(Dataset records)
#####

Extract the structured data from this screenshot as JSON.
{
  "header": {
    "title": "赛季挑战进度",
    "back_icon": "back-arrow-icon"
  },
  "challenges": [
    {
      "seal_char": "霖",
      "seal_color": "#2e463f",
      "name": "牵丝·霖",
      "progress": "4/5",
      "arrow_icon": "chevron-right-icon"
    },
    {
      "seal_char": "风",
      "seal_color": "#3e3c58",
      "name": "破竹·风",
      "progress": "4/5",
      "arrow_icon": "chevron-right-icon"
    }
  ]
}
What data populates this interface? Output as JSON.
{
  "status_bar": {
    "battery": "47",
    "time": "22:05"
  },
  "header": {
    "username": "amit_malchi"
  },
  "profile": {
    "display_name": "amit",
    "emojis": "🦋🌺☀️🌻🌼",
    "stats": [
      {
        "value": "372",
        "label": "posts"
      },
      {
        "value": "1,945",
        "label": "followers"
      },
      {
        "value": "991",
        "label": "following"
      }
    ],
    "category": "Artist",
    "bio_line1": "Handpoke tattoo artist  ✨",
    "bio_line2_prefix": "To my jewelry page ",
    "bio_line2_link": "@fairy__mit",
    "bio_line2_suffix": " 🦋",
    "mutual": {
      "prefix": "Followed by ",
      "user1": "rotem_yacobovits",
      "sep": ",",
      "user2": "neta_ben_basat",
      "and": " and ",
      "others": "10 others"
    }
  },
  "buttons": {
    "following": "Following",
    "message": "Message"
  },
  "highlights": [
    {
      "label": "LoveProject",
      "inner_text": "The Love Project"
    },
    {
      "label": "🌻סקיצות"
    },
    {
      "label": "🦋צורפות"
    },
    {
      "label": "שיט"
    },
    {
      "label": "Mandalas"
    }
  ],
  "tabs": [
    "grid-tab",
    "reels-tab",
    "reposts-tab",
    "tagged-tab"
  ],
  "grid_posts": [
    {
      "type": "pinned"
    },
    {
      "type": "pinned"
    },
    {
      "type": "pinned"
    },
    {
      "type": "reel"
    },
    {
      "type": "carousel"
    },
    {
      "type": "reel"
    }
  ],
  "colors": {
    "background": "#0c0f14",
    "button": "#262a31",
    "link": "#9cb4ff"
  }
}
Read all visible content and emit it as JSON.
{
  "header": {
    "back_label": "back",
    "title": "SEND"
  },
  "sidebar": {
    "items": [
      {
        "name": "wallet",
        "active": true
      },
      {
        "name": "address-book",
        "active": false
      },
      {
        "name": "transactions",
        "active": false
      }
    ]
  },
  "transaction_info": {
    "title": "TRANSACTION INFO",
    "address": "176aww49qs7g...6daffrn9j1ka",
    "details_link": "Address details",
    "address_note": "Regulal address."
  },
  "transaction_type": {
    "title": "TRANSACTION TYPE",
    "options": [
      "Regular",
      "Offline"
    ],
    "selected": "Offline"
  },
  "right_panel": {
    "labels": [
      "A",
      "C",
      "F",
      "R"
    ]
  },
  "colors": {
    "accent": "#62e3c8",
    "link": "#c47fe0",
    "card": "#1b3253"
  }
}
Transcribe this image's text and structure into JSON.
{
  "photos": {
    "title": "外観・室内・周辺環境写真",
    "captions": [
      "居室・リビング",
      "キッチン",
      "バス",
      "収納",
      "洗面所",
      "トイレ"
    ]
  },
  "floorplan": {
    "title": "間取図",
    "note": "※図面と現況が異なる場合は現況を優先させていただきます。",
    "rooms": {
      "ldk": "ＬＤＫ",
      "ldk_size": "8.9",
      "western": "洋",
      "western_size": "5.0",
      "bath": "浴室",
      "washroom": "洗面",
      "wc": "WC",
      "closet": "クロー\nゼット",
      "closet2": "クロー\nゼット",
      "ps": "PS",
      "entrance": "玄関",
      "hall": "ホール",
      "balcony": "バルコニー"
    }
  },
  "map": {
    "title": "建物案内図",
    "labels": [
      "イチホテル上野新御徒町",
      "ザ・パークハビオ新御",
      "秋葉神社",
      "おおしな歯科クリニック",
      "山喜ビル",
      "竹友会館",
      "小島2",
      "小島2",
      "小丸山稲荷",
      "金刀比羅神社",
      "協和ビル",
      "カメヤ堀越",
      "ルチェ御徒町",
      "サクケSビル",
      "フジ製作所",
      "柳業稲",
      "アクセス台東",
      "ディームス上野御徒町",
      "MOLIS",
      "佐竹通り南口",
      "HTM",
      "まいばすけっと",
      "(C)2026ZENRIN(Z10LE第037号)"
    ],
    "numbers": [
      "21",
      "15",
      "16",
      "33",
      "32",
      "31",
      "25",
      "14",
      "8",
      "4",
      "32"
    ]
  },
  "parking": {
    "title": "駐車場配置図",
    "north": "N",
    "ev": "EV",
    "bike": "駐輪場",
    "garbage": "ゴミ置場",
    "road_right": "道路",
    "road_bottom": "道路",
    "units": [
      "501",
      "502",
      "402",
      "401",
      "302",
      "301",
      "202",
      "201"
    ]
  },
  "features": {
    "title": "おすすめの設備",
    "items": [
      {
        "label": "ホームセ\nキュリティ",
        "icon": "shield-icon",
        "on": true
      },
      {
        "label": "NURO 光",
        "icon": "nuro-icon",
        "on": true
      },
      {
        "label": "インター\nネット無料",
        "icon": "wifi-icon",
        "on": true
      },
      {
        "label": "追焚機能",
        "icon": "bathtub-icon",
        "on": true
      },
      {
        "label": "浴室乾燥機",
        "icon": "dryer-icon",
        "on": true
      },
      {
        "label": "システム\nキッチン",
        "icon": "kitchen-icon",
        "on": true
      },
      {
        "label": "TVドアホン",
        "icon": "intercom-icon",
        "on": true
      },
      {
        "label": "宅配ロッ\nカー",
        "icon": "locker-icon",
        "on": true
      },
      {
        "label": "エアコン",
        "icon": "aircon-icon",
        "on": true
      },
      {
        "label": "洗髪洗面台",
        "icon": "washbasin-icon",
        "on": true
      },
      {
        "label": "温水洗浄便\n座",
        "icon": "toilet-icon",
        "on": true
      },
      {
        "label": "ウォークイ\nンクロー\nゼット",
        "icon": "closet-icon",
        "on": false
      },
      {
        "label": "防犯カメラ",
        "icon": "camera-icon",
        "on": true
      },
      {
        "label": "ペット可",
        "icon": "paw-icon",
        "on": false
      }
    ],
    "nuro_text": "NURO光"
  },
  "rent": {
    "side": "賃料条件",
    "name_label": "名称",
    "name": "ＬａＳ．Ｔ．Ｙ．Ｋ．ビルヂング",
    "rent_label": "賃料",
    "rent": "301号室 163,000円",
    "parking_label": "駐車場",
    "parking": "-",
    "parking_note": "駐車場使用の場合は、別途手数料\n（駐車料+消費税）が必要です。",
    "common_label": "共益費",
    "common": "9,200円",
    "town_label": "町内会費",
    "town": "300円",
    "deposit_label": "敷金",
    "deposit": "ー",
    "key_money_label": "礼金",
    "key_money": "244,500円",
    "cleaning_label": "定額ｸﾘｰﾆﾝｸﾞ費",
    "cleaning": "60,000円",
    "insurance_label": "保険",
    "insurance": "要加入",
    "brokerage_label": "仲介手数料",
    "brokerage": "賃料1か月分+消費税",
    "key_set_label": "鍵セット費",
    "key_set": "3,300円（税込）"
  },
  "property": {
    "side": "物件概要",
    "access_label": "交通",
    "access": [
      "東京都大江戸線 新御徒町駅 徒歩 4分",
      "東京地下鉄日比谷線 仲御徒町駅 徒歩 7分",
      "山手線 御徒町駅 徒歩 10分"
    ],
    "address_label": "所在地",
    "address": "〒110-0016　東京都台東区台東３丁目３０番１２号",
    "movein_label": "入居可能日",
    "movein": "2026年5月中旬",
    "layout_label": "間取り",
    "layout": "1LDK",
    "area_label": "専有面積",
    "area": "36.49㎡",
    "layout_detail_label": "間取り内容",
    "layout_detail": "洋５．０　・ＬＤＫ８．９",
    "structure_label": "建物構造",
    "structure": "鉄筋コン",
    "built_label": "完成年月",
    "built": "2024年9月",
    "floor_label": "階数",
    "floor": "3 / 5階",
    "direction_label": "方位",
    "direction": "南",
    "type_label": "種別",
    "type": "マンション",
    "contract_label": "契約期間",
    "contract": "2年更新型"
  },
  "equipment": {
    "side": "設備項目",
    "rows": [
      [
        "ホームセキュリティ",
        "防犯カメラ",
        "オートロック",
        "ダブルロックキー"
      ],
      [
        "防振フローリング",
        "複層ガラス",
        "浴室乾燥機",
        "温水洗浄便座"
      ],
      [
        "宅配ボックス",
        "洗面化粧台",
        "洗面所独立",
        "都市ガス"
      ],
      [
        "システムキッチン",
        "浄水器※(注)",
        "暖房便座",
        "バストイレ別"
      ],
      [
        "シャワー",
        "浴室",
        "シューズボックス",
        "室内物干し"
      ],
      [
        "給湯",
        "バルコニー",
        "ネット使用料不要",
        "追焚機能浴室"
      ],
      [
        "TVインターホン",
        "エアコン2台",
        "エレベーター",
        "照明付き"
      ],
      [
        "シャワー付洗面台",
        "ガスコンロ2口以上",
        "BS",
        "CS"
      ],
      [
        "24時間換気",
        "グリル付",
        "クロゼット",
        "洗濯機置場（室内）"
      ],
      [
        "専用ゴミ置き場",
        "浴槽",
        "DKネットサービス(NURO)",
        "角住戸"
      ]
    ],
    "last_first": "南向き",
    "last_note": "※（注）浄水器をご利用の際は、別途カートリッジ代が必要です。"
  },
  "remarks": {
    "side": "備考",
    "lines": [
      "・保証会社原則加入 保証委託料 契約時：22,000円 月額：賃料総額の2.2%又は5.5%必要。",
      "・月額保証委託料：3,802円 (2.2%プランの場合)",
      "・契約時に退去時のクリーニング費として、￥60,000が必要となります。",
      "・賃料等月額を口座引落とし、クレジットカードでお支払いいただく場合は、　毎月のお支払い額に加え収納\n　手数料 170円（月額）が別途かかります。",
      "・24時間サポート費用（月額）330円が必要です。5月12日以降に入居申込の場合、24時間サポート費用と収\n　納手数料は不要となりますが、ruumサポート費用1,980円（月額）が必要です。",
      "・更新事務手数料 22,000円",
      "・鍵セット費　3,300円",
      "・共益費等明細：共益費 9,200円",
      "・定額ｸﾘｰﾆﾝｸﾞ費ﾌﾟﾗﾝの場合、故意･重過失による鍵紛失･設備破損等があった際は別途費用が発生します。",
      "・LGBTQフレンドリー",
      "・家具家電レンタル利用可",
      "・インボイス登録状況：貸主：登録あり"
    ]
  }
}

#####

Check each line of the records for the word "nゼット", and show the lines that contain it.

      "closet": "クロー\nゼット",
      "closet2": "クロー\nゼット",
        "label": "ウォークイ\nンクロー\nゼット",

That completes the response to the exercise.